SUPPLIED MATERIAL:
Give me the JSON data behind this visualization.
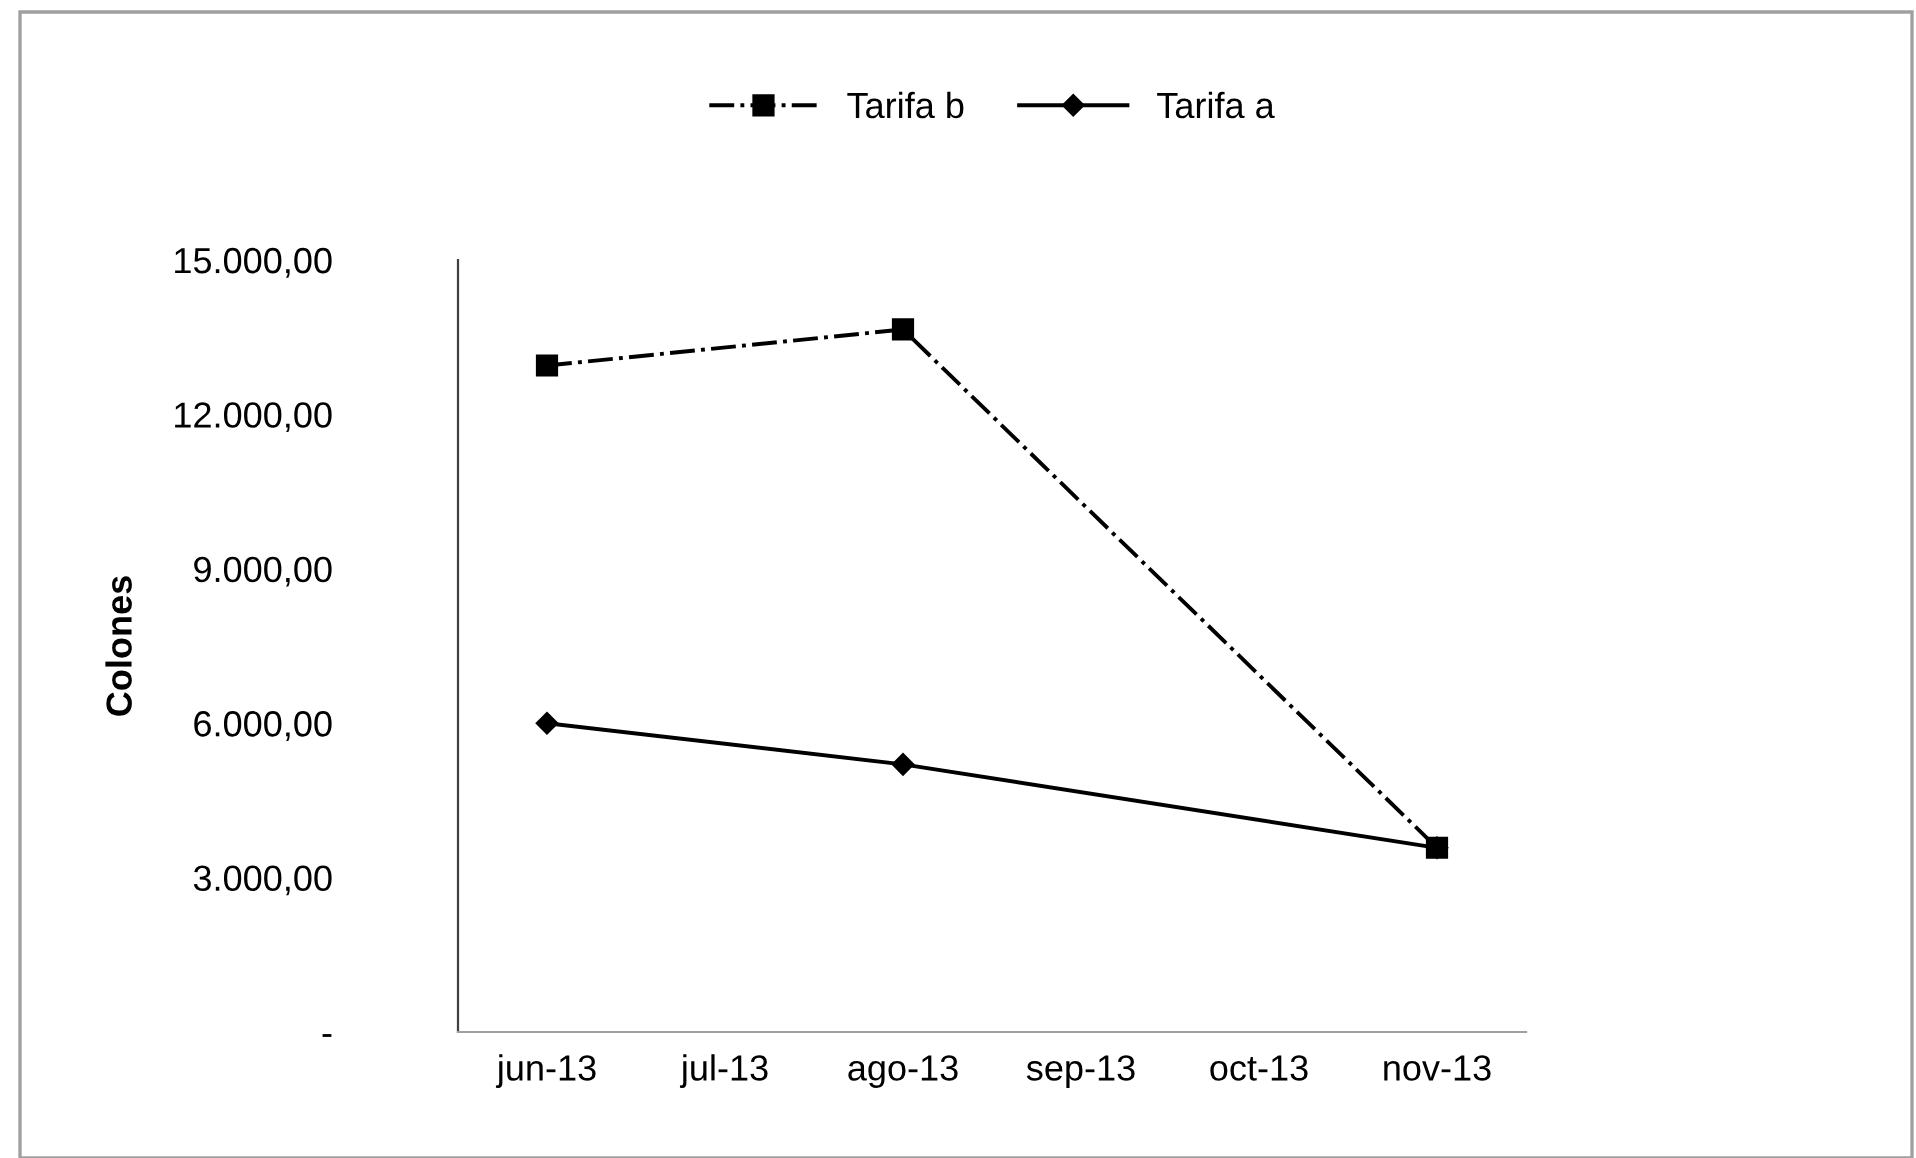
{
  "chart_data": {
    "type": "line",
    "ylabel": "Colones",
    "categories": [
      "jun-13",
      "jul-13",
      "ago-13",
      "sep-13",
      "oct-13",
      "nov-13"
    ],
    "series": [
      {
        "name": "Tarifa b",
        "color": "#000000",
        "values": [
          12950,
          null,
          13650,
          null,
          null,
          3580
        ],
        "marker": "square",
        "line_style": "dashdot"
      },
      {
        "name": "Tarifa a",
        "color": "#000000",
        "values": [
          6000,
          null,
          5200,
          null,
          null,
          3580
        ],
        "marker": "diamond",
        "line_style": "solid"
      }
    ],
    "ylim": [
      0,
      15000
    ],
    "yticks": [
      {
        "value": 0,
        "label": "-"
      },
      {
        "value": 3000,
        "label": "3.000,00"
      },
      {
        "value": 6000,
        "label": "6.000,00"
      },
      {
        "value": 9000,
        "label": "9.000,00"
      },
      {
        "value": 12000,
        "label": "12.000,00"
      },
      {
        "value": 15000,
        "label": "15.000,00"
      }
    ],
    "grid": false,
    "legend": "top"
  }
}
--
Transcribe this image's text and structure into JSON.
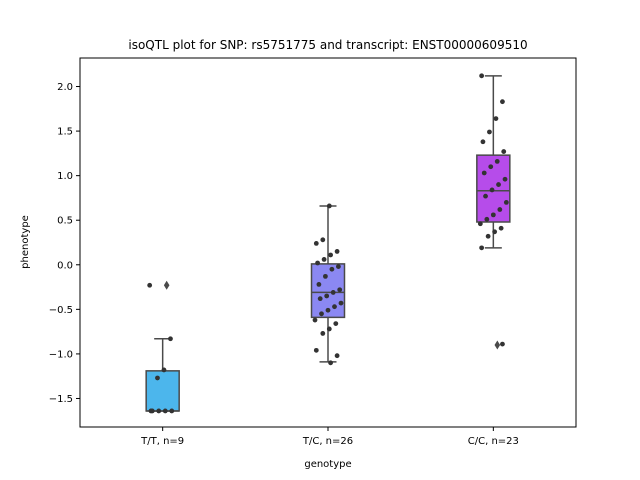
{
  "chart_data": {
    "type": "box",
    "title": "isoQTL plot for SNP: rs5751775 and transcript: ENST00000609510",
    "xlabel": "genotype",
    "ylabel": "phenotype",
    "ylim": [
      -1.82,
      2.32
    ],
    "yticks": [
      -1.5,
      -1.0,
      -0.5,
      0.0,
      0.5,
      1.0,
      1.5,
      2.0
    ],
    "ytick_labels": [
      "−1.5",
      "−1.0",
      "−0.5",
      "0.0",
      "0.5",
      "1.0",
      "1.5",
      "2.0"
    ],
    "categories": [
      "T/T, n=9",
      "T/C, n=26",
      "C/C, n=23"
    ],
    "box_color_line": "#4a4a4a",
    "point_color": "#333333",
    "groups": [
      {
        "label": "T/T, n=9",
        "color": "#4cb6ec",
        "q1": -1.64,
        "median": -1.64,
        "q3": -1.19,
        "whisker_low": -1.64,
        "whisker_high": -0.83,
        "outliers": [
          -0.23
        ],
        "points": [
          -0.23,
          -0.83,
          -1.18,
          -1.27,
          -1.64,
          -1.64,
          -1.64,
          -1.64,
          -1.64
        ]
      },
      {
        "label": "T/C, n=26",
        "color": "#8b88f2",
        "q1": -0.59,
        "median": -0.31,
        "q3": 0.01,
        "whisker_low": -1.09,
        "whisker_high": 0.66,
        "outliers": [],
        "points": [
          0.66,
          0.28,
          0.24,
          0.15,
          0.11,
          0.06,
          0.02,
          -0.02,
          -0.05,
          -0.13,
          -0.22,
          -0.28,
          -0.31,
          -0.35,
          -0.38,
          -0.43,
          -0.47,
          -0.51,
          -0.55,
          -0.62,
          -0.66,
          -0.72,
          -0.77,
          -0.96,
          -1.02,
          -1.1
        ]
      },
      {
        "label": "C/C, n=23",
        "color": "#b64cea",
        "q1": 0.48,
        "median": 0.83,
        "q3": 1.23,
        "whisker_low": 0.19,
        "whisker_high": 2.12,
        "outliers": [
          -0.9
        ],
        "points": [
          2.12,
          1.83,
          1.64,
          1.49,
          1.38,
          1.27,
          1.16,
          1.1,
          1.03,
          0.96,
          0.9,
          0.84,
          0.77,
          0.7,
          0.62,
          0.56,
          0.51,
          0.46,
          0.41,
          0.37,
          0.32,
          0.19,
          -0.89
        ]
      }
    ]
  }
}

WHAT YOU HAVE TO DO: Reproduce every line from the entries that holds the word "this".

REPLY TO THE TASK:
Give me the JSON data behind this visualization.
Transcribe this image's text and structure into JSON.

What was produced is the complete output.